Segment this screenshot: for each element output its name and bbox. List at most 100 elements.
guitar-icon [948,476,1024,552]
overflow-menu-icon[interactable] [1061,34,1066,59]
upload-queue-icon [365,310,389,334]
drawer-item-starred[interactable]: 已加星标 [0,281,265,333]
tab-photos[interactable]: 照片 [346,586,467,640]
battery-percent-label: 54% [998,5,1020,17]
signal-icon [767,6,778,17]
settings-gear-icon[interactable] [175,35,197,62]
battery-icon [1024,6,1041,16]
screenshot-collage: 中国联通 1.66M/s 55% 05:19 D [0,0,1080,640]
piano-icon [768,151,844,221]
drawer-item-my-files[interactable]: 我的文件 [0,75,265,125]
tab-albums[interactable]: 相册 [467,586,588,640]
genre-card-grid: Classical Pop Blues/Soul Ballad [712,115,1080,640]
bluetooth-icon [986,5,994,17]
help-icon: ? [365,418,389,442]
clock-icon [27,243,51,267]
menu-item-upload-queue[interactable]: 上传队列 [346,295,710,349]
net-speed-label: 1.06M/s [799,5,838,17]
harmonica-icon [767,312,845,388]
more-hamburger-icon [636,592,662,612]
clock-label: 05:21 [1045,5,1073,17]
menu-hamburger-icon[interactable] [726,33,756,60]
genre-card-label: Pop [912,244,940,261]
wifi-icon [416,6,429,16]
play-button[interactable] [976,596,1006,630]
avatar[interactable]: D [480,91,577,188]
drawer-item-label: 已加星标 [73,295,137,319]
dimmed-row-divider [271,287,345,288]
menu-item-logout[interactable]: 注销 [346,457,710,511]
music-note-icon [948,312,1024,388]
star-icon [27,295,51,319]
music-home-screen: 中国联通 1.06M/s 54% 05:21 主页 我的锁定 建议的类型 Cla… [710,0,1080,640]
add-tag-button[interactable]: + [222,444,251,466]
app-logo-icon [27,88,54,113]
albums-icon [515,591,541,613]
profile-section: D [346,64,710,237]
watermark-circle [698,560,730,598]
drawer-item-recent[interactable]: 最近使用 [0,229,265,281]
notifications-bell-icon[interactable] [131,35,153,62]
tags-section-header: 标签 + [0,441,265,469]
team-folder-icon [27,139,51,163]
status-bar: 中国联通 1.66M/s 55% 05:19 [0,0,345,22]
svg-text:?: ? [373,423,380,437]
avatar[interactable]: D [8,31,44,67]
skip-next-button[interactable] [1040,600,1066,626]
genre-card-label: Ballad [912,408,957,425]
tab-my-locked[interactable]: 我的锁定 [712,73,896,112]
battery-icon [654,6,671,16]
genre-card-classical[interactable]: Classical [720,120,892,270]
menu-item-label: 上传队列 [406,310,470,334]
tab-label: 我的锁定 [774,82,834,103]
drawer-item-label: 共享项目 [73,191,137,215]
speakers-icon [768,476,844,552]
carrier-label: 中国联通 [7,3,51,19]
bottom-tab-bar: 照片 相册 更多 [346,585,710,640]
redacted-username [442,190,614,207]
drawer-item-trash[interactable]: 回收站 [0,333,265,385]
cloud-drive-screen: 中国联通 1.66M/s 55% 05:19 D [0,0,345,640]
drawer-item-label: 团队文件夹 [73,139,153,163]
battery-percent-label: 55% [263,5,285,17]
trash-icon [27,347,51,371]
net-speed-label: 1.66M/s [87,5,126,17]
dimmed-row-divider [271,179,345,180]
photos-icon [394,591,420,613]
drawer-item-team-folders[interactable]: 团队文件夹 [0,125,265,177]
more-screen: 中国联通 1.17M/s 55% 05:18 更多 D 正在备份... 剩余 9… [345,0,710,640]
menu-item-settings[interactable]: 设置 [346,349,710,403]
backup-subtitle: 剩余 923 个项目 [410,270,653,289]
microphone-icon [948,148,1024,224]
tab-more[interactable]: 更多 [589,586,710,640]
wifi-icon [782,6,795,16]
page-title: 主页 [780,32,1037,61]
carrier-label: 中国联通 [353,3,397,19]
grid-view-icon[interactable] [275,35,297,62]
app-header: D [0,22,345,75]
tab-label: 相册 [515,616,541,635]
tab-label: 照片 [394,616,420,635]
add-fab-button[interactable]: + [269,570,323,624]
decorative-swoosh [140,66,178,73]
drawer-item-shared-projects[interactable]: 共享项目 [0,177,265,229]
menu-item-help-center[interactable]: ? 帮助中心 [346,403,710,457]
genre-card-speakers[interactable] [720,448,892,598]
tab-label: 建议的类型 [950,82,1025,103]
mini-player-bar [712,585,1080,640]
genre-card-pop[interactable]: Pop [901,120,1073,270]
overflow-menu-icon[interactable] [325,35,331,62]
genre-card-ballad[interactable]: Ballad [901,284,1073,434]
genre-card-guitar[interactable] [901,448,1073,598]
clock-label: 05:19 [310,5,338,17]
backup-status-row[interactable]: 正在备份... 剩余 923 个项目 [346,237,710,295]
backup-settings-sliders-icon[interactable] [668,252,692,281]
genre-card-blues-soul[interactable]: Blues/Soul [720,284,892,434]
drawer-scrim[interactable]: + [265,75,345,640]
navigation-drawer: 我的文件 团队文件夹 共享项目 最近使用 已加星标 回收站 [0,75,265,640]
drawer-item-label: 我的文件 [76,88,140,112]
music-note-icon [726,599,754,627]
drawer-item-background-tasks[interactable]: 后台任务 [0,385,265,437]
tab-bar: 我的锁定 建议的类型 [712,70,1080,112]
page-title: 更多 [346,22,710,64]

# # #

> [Directions]: Can you give the rows above again with every "overflow-menu-icon" changed to "kebab-menu-icon" and nothing else altered?

> [Full solution]:
Segment this screenshot: for each element output its name and bbox. List at most 100 elements.
guitar-icon [948,476,1024,552]
kebab-menu-icon[interactable] [1061,34,1066,59]
upload-queue-icon [365,310,389,334]
drawer-item-starred[interactable]: 已加星标 [0,281,265,333]
tab-photos[interactable]: 照片 [346,586,467,640]
battery-percent-label: 54% [998,5,1020,17]
signal-icon [767,6,778,17]
settings-gear-icon[interactable] [175,35,197,62]
battery-icon [1024,6,1041,16]
screenshot-collage: 中国联通 1.66M/s 55% 05:19 D [0,0,1080,640]
piano-icon [768,151,844,221]
drawer-item-my-files[interactable]: 我的文件 [0,75,265,125]
tab-albums[interactable]: 相册 [467,586,588,640]
genre-card-grid: Classical Pop Blues/Soul Ballad [712,115,1080,640]
bluetooth-icon [986,5,994,17]
help-icon: ? [365,418,389,442]
clock-icon [27,243,51,267]
menu-item-upload-queue[interactable]: 上传队列 [346,295,710,349]
net-speed-label: 1.06M/s [799,5,838,17]
harmonica-icon [767,312,845,388]
more-hamburger-icon [636,592,662,612]
clock-label: 05:21 [1045,5,1073,17]
menu-hamburger-icon[interactable] [726,33,756,60]
genre-card-label: Pop [912,244,940,261]
wifi-icon [416,6,429,16]
play-button[interactable] [976,596,1006,630]
avatar[interactable]: D [480,91,577,188]
drawer-item-label: 已加星标 [73,295,137,319]
dimmed-row-divider [271,287,345,288]
menu-item-logout[interactable]: 注销 [346,457,710,511]
music-note-icon [948,312,1024,388]
star-icon [27,295,51,319]
music-home-screen: 中国联通 1.06M/s 54% 05:21 主页 我的锁定 建议的类型 Cla… [710,0,1080,640]
add-tag-button[interactable]: + [222,444,251,466]
app-logo-icon [27,88,54,113]
albums-icon [515,591,541,613]
profile-section: D [346,64,710,237]
watermark-circle [698,560,730,598]
drawer-item-recent[interactable]: 最近使用 [0,229,265,281]
notifications-bell-icon[interactable] [131,35,153,62]
tags-section-header: 标签 + [0,441,265,469]
team-folder-icon [27,139,51,163]
status-bar: 中国联通 1.66M/s 55% 05:19 [0,0,345,22]
svg-text:?: ? [373,423,380,437]
avatar[interactable]: D [8,31,44,67]
skip-next-button[interactable] [1040,600,1066,626]
genre-card-label: Ballad [912,408,957,425]
tab-my-locked[interactable]: 我的锁定 [712,73,896,112]
battery-icon [654,6,671,16]
genre-card-classical[interactable]: Classical [720,120,892,270]
menu-item-label: 上传队列 [406,310,470,334]
tab-label: 我的锁定 [774,82,834,103]
drawer-item-label: 共享项目 [73,191,137,215]
speakers-icon [768,476,844,552]
carrier-label: 中国联通 [7,3,51,19]
bottom-tab-bar: 照片 相册 更多 [346,585,710,640]
redacted-username [442,190,614,207]
drawer-item-trash[interactable]: 回收站 [0,333,265,385]
cloud-drive-screen: 中国联通 1.66M/s 55% 05:19 D [0,0,345,640]
drawer-item-label: 团队文件夹 [73,139,153,163]
battery-percent-label: 55% [263,5,285,17]
trash-icon [27,347,51,371]
net-speed-label: 1.66M/s [87,5,126,17]
dimmed-row-divider [271,179,345,180]
photos-icon [394,591,420,613]
drawer-item-team-folders[interactable]: 团队文件夹 [0,125,265,177]
more-screen: 中国联通 1.17M/s 55% 05:18 更多 D 正在备份... 剩余 9… [345,0,710,640]
menu-item-settings[interactable]: 设置 [346,349,710,403]
backup-subtitle: 剩余 923 个项目 [410,270,653,289]
microphone-icon [948,148,1024,224]
tab-more[interactable]: 更多 [589,586,710,640]
wifi-icon [782,6,795,16]
page-title: 主页 [780,32,1037,61]
carrier-label: 中国联通 [353,3,397,19]
grid-view-icon[interactable] [275,35,297,62]
app-header: D [0,22,345,75]
tab-label: 相册 [515,616,541,635]
tab-label: 照片 [394,616,420,635]
add-fab-button[interactable]: + [269,570,323,624]
decorative-swoosh [140,66,178,73]
drawer-item-shared-projects[interactable]: 共享项目 [0,177,265,229]
menu-item-help-center[interactable]: ? 帮助中心 [346,403,710,457]
genre-card-speakers[interactable] [720,448,892,598]
tab-label: 建议的类型 [950,82,1025,103]
mini-player-bar [712,585,1080,640]
genre-card-pop[interactable]: Pop [901,120,1073,270]
kebab-menu-icon[interactable] [325,35,331,62]
genre-card-ballad[interactable]: Ballad [901,284,1073,434]
genre-card-guitar[interactable] [901,448,1073,598]
clock-label: 05:19 [310,5,338,17]
backup-status-row[interactable]: 正在备份... 剩余 923 个项目 [346,237,710,295]
backup-settings-sliders-icon[interactable] [668,252,692,281]
genre-card-blues-soul[interactable]: Blues/Soul [720,284,892,434]
drawer-scrim[interactable]: + [265,75,345,640]
navigation-drawer: 我的文件 团队文件夹 共享项目 最近使用 已加星标 回收站 [0,75,265,640]
drawer-item-label: 我的文件 [76,88,140,112]
music-note-icon [726,599,754,627]
drawer-item-background-tasks[interactable]: 后台任务 [0,385,265,437]
tab-bar: 我的锁定 建议的类型 [712,70,1080,112]
page-title: 更多 [346,22,710,64]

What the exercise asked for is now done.